Repeat the records below exactly, leaving out every picture.
##############################
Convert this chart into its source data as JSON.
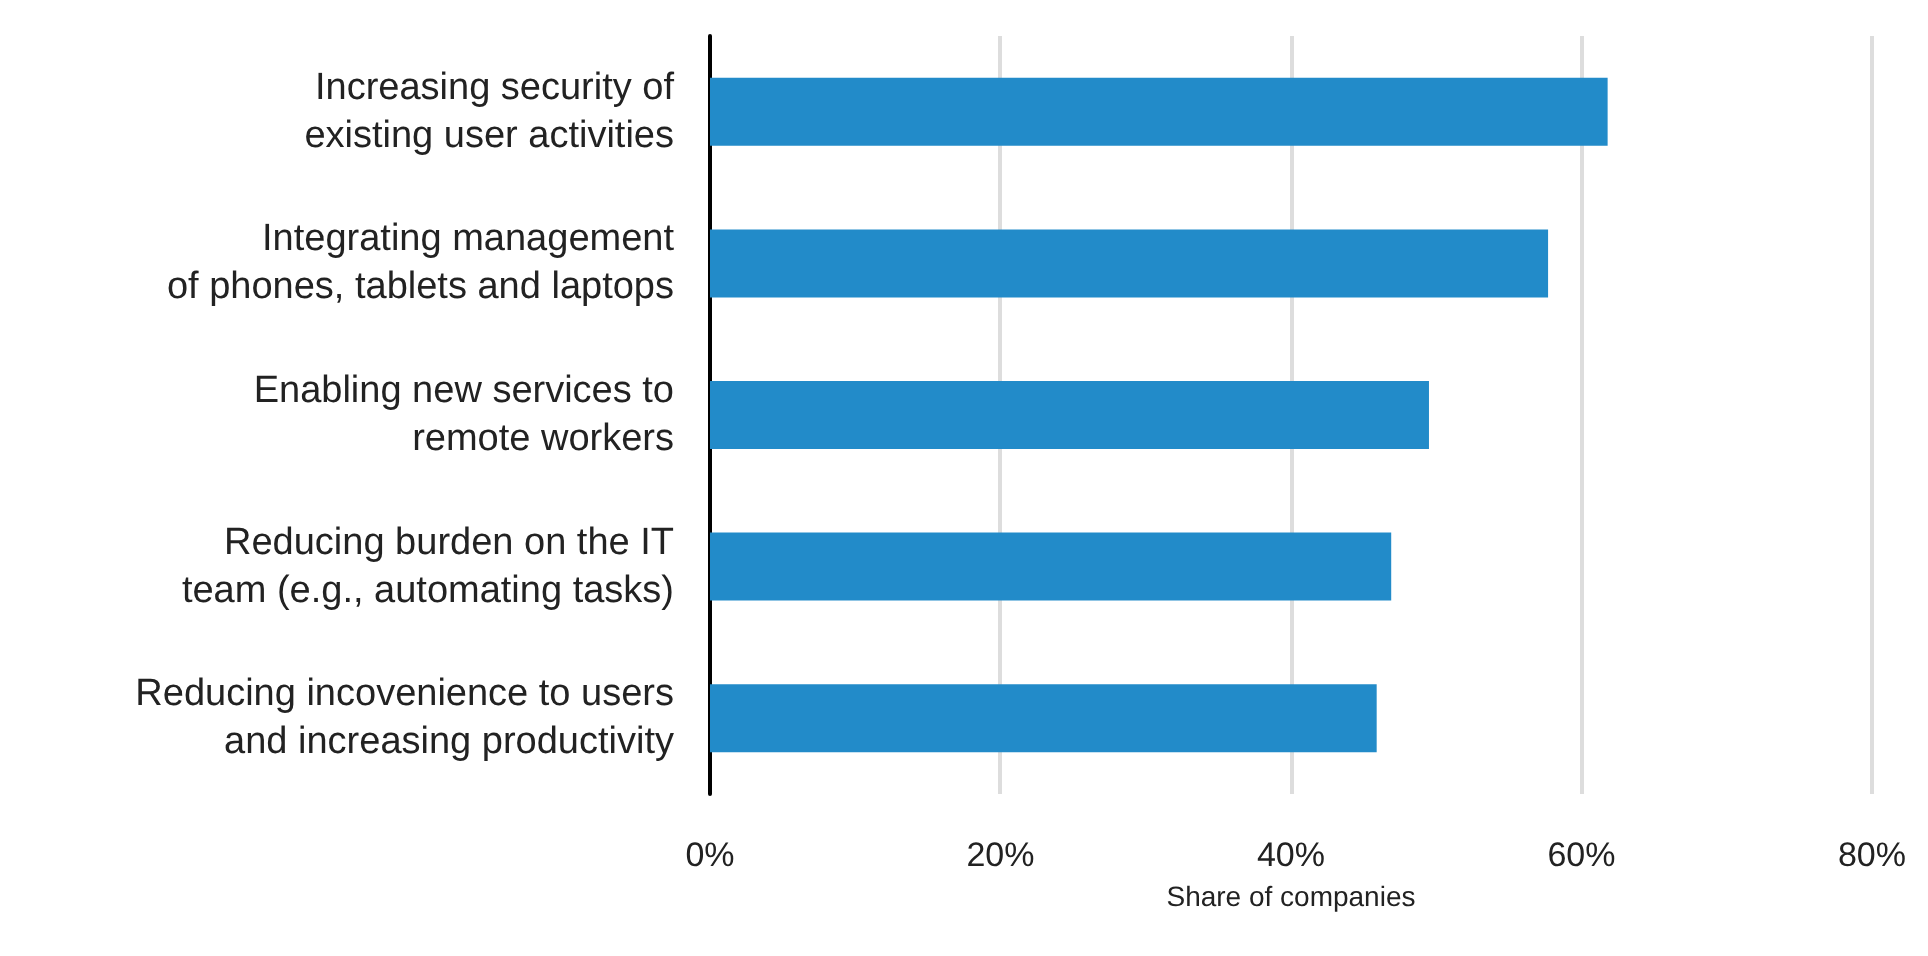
{
  "chart_data": {
    "type": "bar",
    "orientation": "horizontal",
    "xlabel": "Share of companies",
    "categories": [
      "Increasing security of\nexisting user activities",
      "Integrating management\nof phones, tablets and laptops",
      "Enabling new services to\nremote workers",
      "Reducing burden on the IT\nteam (e.g., automating tasks)",
      "Reducing incovenience to users\nand increasing productivity"
    ],
    "values": [
      61.8,
      57.7,
      49.5,
      46.9,
      45.9
    ],
    "color": "#228bc9",
    "xlim": [
      0,
      80
    ],
    "xticks": [
      {
        "value": 0,
        "label": "0%"
      },
      {
        "value": 20,
        "label": "20%"
      },
      {
        "value": 40,
        "label": "40%"
      },
      {
        "value": 60,
        "label": "60%"
      },
      {
        "value": 80,
        "label": "80%"
      }
    ],
    "grid": "x"
  }
}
##############################
### OUTPUT BELOW
Convert this chart into its source data as JSON.
{
  "chart_data": {
    "type": "bar",
    "orientation": "horizontal",
    "xlabel": "Share of companies",
    "categories": [
      "Increasing security of\nexisting user activities",
      "Integrating management\nof phones, tablets and laptops",
      "Enabling new services to\nremote workers",
      "Reducing burden on the IT\nteam (e.g., automating tasks)",
      "Reducing incovenience to users\nand increasing productivity"
    ],
    "values": [
      61.8,
      57.7,
      49.5,
      46.9,
      45.9
    ],
    "color": "#228bc9",
    "xlim": [
      0,
      80
    ],
    "xticks": [
      {
        "value": 0,
        "label": "0%"
      },
      {
        "value": 20,
        "label": "20%"
      },
      {
        "value": 40,
        "label": "40%"
      },
      {
        "value": 60,
        "label": "60%"
      },
      {
        "value": 80,
        "label": "80%"
      }
    ],
    "grid": "x"
  }
}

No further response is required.